━━━ EXTRACTED RECORDS

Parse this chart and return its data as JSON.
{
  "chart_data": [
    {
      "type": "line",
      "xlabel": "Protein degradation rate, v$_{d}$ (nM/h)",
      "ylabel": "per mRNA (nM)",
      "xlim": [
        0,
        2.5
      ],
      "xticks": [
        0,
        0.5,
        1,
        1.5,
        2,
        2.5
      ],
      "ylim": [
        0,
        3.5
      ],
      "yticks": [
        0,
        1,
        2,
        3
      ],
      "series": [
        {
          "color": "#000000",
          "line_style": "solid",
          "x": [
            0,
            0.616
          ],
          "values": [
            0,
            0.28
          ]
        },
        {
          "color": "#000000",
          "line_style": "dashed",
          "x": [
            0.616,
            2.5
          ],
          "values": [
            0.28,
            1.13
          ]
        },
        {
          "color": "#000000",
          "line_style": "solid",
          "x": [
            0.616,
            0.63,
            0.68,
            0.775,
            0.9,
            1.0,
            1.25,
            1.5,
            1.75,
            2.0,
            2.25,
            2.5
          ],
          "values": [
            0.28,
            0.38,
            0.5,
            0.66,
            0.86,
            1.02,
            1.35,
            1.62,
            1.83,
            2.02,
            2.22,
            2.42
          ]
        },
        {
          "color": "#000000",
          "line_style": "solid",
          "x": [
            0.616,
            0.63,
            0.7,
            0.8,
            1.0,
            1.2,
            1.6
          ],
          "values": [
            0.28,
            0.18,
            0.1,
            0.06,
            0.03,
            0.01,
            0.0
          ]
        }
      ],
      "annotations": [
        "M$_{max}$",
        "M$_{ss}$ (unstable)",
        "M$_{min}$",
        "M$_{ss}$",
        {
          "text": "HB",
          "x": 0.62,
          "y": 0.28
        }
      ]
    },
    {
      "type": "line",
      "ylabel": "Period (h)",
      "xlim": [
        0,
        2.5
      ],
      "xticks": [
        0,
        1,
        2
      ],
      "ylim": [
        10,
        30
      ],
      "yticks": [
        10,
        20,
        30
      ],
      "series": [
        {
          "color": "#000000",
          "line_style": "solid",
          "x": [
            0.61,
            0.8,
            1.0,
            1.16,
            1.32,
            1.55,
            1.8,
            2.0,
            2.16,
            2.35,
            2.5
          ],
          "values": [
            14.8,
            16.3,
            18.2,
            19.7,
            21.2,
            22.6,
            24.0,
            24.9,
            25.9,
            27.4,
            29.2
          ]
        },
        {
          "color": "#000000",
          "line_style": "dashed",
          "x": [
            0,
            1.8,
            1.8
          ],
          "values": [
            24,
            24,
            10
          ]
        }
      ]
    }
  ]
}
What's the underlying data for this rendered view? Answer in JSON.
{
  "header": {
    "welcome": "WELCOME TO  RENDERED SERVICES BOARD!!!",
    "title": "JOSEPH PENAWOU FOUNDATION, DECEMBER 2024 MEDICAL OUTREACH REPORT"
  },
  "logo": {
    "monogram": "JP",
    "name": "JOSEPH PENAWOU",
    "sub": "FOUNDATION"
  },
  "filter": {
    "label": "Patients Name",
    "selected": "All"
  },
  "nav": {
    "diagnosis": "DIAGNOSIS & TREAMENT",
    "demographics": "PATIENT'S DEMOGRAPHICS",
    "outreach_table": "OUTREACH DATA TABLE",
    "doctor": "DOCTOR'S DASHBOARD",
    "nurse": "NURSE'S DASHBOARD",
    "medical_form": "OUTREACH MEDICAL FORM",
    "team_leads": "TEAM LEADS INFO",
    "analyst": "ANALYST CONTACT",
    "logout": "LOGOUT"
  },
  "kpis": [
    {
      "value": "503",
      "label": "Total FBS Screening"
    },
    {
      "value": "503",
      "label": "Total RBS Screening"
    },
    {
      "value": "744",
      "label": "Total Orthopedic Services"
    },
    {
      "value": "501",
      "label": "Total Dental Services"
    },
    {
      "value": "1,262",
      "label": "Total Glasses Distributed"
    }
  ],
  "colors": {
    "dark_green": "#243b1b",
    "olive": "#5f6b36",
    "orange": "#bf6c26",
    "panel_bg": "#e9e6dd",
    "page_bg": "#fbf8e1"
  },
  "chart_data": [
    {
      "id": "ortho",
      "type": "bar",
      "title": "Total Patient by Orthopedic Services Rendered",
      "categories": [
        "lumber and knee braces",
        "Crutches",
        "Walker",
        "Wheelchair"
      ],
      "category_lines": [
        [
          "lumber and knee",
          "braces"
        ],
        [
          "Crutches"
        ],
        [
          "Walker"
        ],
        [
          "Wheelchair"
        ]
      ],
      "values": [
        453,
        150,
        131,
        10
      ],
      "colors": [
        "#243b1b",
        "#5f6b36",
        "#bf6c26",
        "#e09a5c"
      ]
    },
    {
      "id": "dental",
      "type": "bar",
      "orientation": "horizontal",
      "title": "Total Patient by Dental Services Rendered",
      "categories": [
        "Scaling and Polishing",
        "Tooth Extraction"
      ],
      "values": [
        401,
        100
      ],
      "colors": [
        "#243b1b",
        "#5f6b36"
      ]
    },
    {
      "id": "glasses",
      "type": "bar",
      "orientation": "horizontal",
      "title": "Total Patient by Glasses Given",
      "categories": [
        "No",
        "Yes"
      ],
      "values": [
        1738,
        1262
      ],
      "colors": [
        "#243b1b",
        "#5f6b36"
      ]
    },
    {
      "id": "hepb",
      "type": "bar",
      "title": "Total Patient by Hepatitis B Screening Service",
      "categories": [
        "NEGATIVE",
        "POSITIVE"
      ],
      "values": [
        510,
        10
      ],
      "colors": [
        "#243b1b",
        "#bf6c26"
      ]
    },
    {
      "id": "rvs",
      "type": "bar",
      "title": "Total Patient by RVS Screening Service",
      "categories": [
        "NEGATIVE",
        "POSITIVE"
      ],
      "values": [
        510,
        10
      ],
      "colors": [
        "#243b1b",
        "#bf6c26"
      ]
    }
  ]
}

━━━━━━

> **EXERCISE**:
Every record should be given again exactly.

> **ANSWER SECTION**:
Parse this chart and return its data as JSON.
{
  "chart_data": [
    {
      "type": "line",
      "xlabel": "Protein degradation rate, v$_{d}$ (nM/h)",
      "ylabel": "per mRNA (nM)",
      "xlim": [
        0,
        2.5
      ],
      "xticks": [
        0,
        0.5,
        1,
        1.5,
        2,
        2.5
      ],
      "ylim": [
        0,
        3.5
      ],
      "yticks": [
        0,
        1,
        2,
        3
      ],
      "series": [
        {
          "color": "#000000",
          "line_style": "solid",
          "x": [
            0,
            0.616
          ],
          "values": [
            0,
            0.28
          ]
        },
        {
          "color": "#000000",
          "line_style": "dashed",
          "x": [
            0.616,
            2.5
          ],
          "values": [
            0.28,
            1.13
          ]
        },
        {
          "color": "#000000",
          "line_style": "solid",
          "x": [
            0.616,
            0.63,
            0.68,
            0.775,
            0.9,
            1.0,
            1.25,
            1.5,
            1.75,
            2.0,
            2.25,
            2.5
          ],
          "values": [
            0.28,
            0.38,
            0.5,
            0.66,
            0.86,
            1.02,
            1.35,
            1.62,
            1.83,
            2.02,
            2.22,
            2.42
          ]
        },
        {
          "color": "#000000",
          "line_style": "solid",
          "x": [
            0.616,
            0.63,
            0.7,
            0.8,
            1.0,
            1.2,
            1.6
          ],
          "values": [
            0.28,
            0.18,
            0.1,
            0.06,
            0.03,
            0.01,
            0.0
          ]
        }
      ],
      "annotations": [
        "M$_{max}$",
        "M$_{ss}$ (unstable)",
        "M$_{min}$",
        "M$_{ss}$",
        {
          "text": "HB",
          "x": 0.62,
          "y": 0.28
        }
      ]
    },
    {
      "type": "line",
      "ylabel": "Period (h)",
      "xlim": [
        0,
        2.5
      ],
      "xticks": [
        0,
        1,
        2
      ],
      "ylim": [
        10,
        30
      ],
      "yticks": [
        10,
        20,
        30
      ],
      "series": [
        {
          "color": "#000000",
          "line_style": "solid",
          "x": [
            0.61,
            0.8,
            1.0,
            1.16,
            1.32,
            1.55,
            1.8,
            2.0,
            2.16,
            2.35,
            2.5
          ],
          "values": [
            14.8,
            16.3,
            18.2,
            19.7,
            21.2,
            22.6,
            24.0,
            24.9,
            25.9,
            27.4,
            29.2
          ]
        },
        {
          "color": "#000000",
          "line_style": "dashed",
          "x": [
            0,
            1.8,
            1.8
          ],
          "values": [
            24,
            24,
            10
          ]
        }
      ]
    }
  ]
}
What's the underlying data for this rendered view? Answer in JSON.
{
  "header": {
    "welcome": "WELCOME TO  RENDERED SERVICES BOARD!!!",
    "title": "JOSEPH PENAWOU FOUNDATION, DECEMBER 2024 MEDICAL OUTREACH REPORT"
  },
  "logo": {
    "monogram": "JP",
    "name": "JOSEPH PENAWOU",
    "sub": "FOUNDATION"
  },
  "filter": {
    "label": "Patients Name",
    "selected": "All"
  },
  "nav": {
    "diagnosis": "DIAGNOSIS & TREAMENT",
    "demographics": "PATIENT'S DEMOGRAPHICS",
    "outreach_table": "OUTREACH DATA TABLE",
    "doctor": "DOCTOR'S DASHBOARD",
    "nurse": "NURSE'S DASHBOARD",
    "medical_form": "OUTREACH MEDICAL FORM",
    "team_leads": "TEAM LEADS INFO",
    "analyst": "ANALYST CONTACT",
    "logout": "LOGOUT"
  },
  "kpis": [
    {
      "value": "503",
      "label": "Total FBS Screening"
    },
    {
      "value": "503",
      "label": "Total RBS Screening"
    },
    {
      "value": "744",
      "label": "Total Orthopedic Services"
    },
    {
      "value": "501",
      "label": "Total Dental Services"
    },
    {
      "value": "1,262",
      "label": "Total Glasses Distributed"
    }
  ],
  "colors": {
    "dark_green": "#243b1b",
    "olive": "#5f6b36",
    "orange": "#bf6c26",
    "panel_bg": "#e9e6dd",
    "page_bg": "#fbf8e1"
  },
  "chart_data": [
    {
      "id": "ortho",
      "type": "bar",
      "title": "Total Patient by Orthopedic Services Rendered",
      "categories": [
        "lumber and knee braces",
        "Crutches",
        "Walker",
        "Wheelchair"
      ],
      "category_lines": [
        [
          "lumber and knee",
          "braces"
        ],
        [
          "Crutches"
        ],
        [
          "Walker"
        ],
        [
          "Wheelchair"
        ]
      ],
      "values": [
        453,
        150,
        131,
        10
      ],
      "colors": [
        "#243b1b",
        "#5f6b36",
        "#bf6c26",
        "#e09a5c"
      ]
    },
    {
      "id": "dental",
      "type": "bar",
      "orientation": "horizontal",
      "title": "Total Patient by Dental Services Rendered",
      "categories": [
        "Scaling and Polishing",
        "Tooth Extraction"
      ],
      "values": [
        401,
        100
      ],
      "colors": [
        "#243b1b",
        "#5f6b36"
      ]
    },
    {
      "id": "glasses",
      "type": "bar",
      "orientation": "horizontal",
      "title": "Total Patient by Glasses Given",
      "categories": [
        "No",
        "Yes"
      ],
      "values": [
        1738,
        1262
      ],
      "colors": [
        "#243b1b",
        "#5f6b36"
      ]
    },
    {
      "id": "hepb",
      "type": "bar",
      "title": "Total Patient by Hepatitis B Screening Service",
      "categories": [
        "NEGATIVE",
        "POSITIVE"
      ],
      "values": [
        510,
        10
      ],
      "colors": [
        "#243b1b",
        "#bf6c26"
      ]
    },
    {
      "id": "rvs",
      "type": "bar",
      "title": "Total Patient by RVS Screening Service",
      "categories": [
        "NEGATIVE",
        "POSITIVE"
      ],
      "values": [
        510,
        10
      ],
      "colors": [
        "#243b1b",
        "#bf6c26"
      ]
    }
  ]
}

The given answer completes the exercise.